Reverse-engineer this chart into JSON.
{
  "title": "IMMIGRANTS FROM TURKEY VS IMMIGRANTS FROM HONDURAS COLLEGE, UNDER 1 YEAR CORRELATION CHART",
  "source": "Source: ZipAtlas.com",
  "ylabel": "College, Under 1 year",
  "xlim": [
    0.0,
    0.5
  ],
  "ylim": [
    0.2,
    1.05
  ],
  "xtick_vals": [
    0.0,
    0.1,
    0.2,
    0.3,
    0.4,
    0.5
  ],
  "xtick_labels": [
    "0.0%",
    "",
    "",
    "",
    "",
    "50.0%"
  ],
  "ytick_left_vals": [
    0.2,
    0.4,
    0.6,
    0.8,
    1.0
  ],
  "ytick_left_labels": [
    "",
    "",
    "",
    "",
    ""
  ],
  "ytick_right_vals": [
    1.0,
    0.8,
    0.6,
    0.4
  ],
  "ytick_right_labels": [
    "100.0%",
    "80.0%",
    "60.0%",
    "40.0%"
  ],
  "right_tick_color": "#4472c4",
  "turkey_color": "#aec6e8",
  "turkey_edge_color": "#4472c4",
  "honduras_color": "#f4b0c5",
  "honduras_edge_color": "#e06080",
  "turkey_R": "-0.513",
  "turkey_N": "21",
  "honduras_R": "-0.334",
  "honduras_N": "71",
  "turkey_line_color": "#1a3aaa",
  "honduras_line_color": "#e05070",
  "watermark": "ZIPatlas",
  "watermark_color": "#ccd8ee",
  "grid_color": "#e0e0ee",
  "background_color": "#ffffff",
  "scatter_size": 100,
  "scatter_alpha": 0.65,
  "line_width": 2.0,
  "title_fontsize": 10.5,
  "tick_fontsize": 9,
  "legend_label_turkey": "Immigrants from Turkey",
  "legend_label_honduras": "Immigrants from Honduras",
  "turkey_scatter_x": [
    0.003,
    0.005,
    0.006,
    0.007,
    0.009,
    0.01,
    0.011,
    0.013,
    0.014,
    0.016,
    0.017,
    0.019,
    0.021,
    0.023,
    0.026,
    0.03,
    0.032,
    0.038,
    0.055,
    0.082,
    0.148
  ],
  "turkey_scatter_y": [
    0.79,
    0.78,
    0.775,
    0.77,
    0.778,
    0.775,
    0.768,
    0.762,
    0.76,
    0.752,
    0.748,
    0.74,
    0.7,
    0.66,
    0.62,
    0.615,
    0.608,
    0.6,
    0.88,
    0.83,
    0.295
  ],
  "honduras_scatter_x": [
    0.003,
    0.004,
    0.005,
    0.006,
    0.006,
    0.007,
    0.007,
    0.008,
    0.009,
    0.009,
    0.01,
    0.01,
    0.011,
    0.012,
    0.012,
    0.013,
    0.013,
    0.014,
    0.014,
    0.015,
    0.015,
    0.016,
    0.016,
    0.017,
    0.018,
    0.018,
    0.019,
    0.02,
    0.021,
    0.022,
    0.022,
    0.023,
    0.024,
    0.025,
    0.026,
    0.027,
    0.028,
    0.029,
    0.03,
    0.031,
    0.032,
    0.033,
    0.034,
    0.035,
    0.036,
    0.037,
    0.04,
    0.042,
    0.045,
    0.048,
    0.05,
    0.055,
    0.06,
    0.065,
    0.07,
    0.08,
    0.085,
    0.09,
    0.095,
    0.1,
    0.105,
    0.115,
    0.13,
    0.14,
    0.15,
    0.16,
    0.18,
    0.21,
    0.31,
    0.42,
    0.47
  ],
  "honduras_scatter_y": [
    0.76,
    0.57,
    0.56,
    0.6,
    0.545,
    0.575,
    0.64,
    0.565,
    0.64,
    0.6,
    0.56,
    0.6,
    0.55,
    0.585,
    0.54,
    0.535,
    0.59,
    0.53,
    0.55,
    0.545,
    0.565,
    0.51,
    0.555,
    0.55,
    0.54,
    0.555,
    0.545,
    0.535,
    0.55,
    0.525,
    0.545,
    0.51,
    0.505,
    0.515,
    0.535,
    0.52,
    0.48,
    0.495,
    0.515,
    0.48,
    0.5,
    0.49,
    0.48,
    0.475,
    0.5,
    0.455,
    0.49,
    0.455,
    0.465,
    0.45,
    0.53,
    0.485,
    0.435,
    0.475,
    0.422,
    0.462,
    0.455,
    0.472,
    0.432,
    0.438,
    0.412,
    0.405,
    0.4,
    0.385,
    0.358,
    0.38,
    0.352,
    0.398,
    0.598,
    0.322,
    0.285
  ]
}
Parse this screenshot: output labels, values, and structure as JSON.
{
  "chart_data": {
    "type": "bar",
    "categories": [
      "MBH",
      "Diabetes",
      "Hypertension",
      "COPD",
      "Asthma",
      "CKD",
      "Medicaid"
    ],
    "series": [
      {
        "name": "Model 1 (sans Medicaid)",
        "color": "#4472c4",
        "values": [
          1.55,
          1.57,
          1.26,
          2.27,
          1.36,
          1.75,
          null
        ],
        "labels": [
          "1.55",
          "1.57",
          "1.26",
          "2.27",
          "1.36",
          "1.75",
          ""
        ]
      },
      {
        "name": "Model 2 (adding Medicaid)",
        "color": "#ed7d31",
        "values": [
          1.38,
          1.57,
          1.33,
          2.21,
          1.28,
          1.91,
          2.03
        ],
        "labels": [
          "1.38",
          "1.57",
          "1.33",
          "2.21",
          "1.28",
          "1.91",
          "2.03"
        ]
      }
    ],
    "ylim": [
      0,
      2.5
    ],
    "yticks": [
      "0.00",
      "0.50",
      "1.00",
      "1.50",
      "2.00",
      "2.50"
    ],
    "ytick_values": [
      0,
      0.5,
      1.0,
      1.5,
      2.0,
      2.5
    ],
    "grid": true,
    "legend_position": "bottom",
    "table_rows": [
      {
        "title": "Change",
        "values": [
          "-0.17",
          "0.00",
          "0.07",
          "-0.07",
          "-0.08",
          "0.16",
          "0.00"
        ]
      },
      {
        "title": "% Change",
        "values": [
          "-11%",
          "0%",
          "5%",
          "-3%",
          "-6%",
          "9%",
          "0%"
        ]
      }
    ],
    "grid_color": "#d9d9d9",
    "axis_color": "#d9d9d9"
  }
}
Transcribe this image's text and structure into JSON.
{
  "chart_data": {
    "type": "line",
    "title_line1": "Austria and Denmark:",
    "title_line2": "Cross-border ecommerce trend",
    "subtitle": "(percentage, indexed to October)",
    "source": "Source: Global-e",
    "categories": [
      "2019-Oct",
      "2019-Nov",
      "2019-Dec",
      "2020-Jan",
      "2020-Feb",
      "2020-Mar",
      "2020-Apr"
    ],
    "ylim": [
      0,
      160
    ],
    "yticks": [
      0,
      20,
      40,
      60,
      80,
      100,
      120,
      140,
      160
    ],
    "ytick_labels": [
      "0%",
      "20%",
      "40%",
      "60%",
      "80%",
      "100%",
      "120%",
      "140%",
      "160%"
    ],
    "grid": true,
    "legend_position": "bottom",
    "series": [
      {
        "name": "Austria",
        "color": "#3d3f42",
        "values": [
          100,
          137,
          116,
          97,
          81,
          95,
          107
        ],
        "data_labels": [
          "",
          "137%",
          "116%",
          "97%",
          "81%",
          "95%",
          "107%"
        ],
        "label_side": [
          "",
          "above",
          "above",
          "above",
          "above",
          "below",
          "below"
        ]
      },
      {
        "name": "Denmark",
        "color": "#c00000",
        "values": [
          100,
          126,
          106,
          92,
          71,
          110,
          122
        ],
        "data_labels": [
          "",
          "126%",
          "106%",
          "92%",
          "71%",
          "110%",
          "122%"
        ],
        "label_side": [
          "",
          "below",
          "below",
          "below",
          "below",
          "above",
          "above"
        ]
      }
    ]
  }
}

* * *

▶ DIRECTIVE
Word for word, write out the data.

▶ TASK ANSWER
Reverse-engineer this chart into JSON.
{
  "title": "IMMIGRANTS FROM TURKEY VS IMMIGRANTS FROM HONDURAS COLLEGE, UNDER 1 YEAR CORRELATION CHART",
  "source": "Source: ZipAtlas.com",
  "ylabel": "College, Under 1 year",
  "xlim": [
    0.0,
    0.5
  ],
  "ylim": [
    0.2,
    1.05
  ],
  "xtick_vals": [
    0.0,
    0.1,
    0.2,
    0.3,
    0.4,
    0.5
  ],
  "xtick_labels": [
    "0.0%",
    "",
    "",
    "",
    "",
    "50.0%"
  ],
  "ytick_left_vals": [
    0.2,
    0.4,
    0.6,
    0.8,
    1.0
  ],
  "ytick_left_labels": [
    "",
    "",
    "",
    "",
    ""
  ],
  "ytick_right_vals": [
    1.0,
    0.8,
    0.6,
    0.4
  ],
  "ytick_right_labels": [
    "100.0%",
    "80.0%",
    "60.0%",
    "40.0%"
  ],
  "right_tick_color": "#4472c4",
  "turkey_color": "#aec6e8",
  "turkey_edge_color": "#4472c4",
  "honduras_color": "#f4b0c5",
  "honduras_edge_color": "#e06080",
  "turkey_R": "-0.513",
  "turkey_N": "21",
  "honduras_R": "-0.334",
  "honduras_N": "71",
  "turkey_line_color": "#1a3aaa",
  "honduras_line_color": "#e05070",
  "watermark": "ZIPatlas",
  "watermark_color": "#ccd8ee",
  "grid_color": "#e0e0ee",
  "background_color": "#ffffff",
  "scatter_size": 100,
  "scatter_alpha": 0.65,
  "line_width": 2.0,
  "title_fontsize": 10.5,
  "tick_fontsize": 9,
  "legend_label_turkey": "Immigrants from Turkey",
  "legend_label_honduras": "Immigrants from Honduras",
  "turkey_scatter_x": [
    0.003,
    0.005,
    0.006,
    0.007,
    0.009,
    0.01,
    0.011,
    0.013,
    0.014,
    0.016,
    0.017,
    0.019,
    0.021,
    0.023,
    0.026,
    0.03,
    0.032,
    0.038,
    0.055,
    0.082,
    0.148
  ],
  "turkey_scatter_y": [
    0.79,
    0.78,
    0.775,
    0.77,
    0.778,
    0.775,
    0.768,
    0.762,
    0.76,
    0.752,
    0.748,
    0.74,
    0.7,
    0.66,
    0.62,
    0.615,
    0.608,
    0.6,
    0.88,
    0.83,
    0.295
  ],
  "honduras_scatter_x": [
    0.003,
    0.004,
    0.005,
    0.006,
    0.006,
    0.007,
    0.007,
    0.008,
    0.009,
    0.009,
    0.01,
    0.01,
    0.011,
    0.012,
    0.012,
    0.013,
    0.013,
    0.014,
    0.014,
    0.015,
    0.015,
    0.016,
    0.016,
    0.017,
    0.018,
    0.018,
    0.019,
    0.02,
    0.021,
    0.022,
    0.022,
    0.023,
    0.024,
    0.025,
    0.026,
    0.027,
    0.028,
    0.029,
    0.03,
    0.031,
    0.032,
    0.033,
    0.034,
    0.035,
    0.036,
    0.037,
    0.04,
    0.042,
    0.045,
    0.048,
    0.05,
    0.055,
    0.06,
    0.065,
    0.07,
    0.08,
    0.085,
    0.09,
    0.095,
    0.1,
    0.105,
    0.115,
    0.13,
    0.14,
    0.15,
    0.16,
    0.18,
    0.21,
    0.31,
    0.42,
    0.47
  ],
  "honduras_scatter_y": [
    0.76,
    0.57,
    0.56,
    0.6,
    0.545,
    0.575,
    0.64,
    0.565,
    0.64,
    0.6,
    0.56,
    0.6,
    0.55,
    0.585,
    0.54,
    0.535,
    0.59,
    0.53,
    0.55,
    0.545,
    0.565,
    0.51,
    0.555,
    0.55,
    0.54,
    0.555,
    0.545,
    0.535,
    0.55,
    0.525,
    0.545,
    0.51,
    0.505,
    0.515,
    0.535,
    0.52,
    0.48,
    0.495,
    0.515,
    0.48,
    0.5,
    0.49,
    0.48,
    0.475,
    0.5,
    0.455,
    0.49,
    0.455,
    0.465,
    0.45,
    0.53,
    0.485,
    0.435,
    0.475,
    0.422,
    0.462,
    0.455,
    0.472,
    0.432,
    0.438,
    0.412,
    0.405,
    0.4,
    0.385,
    0.358,
    0.38,
    0.352,
    0.398,
    0.598,
    0.322,
    0.285
  ]
}
Parse this screenshot: output labels, values, and structure as JSON.
{
  "chart_data": {
    "type": "bar",
    "categories": [
      "MBH",
      "Diabetes",
      "Hypertension",
      "COPD",
      "Asthma",
      "CKD",
      "Medicaid"
    ],
    "series": [
      {
        "name": "Model 1 (sans Medicaid)",
        "color": "#4472c4",
        "values": [
          1.55,
          1.57,
          1.26,
          2.27,
          1.36,
          1.75,
          null
        ],
        "labels": [
          "1.55",
          "1.57",
          "1.26",
          "2.27",
          "1.36",
          "1.75",
          ""
        ]
      },
      {
        "name": "Model 2 (adding Medicaid)",
        "color": "#ed7d31",
        "values": [
          1.38,
          1.57,
          1.33,
          2.21,
          1.28,
          1.91,
          2.03
        ],
        "labels": [
          "1.38",
          "1.57",
          "1.33",
          "2.21",
          "1.28",
          "1.91",
          "2.03"
        ]
      }
    ],
    "ylim": [
      0,
      2.5
    ],
    "yticks": [
      "0.00",
      "0.50",
      "1.00",
      "1.50",
      "2.00",
      "2.50"
    ],
    "ytick_values": [
      0,
      0.5,
      1.0,
      1.5,
      2.0,
      2.5
    ],
    "grid": true,
    "legend_position": "bottom",
    "table_rows": [
      {
        "title": "Change",
        "values": [
          "-0.17",
          "0.00",
          "0.07",
          "-0.07",
          "-0.08",
          "0.16",
          "0.00"
        ]
      },
      {
        "title": "% Change",
        "values": [
          "-11%",
          "0%",
          "5%",
          "-3%",
          "-6%",
          "9%",
          "0%"
        ]
      }
    ],
    "grid_color": "#d9d9d9",
    "axis_color": "#d9d9d9"
  }
}
Transcribe this image's text and structure into JSON.
{
  "chart_data": {
    "type": "line",
    "title_line1": "Austria and Denmark:",
    "title_line2": "Cross-border ecommerce trend",
    "subtitle": "(percentage, indexed to October)",
    "source": "Source: Global-e",
    "categories": [
      "2019-Oct",
      "2019-Nov",
      "2019-Dec",
      "2020-Jan",
      "2020-Feb",
      "2020-Mar",
      "2020-Apr"
    ],
    "ylim": [
      0,
      160
    ],
    "yticks": [
      0,
      20,
      40,
      60,
      80,
      100,
      120,
      140,
      160
    ],
    "ytick_labels": [
      "0%",
      "20%",
      "40%",
      "60%",
      "80%",
      "100%",
      "120%",
      "140%",
      "160%"
    ],
    "grid": true,
    "legend_position": "bottom",
    "series": [
      {
        "name": "Austria",
        "color": "#3d3f42",
        "values": [
          100,
          137,
          116,
          97,
          81,
          95,
          107
        ],
        "data_labels": [
          "",
          "137%",
          "116%",
          "97%",
          "81%",
          "95%",
          "107%"
        ],
        "label_side": [
          "",
          "above",
          "above",
          "above",
          "above",
          "below",
          "below"
        ]
      },
      {
        "name": "Denmark",
        "color": "#c00000",
        "values": [
          100,
          126,
          106,
          92,
          71,
          110,
          122
        ],
        "data_labels": [
          "",
          "126%",
          "106%",
          "92%",
          "71%",
          "110%",
          "122%"
        ],
        "label_side": [
          "",
          "below",
          "below",
          "below",
          "below",
          "above",
          "above"
        ]
      }
    ]
  }
}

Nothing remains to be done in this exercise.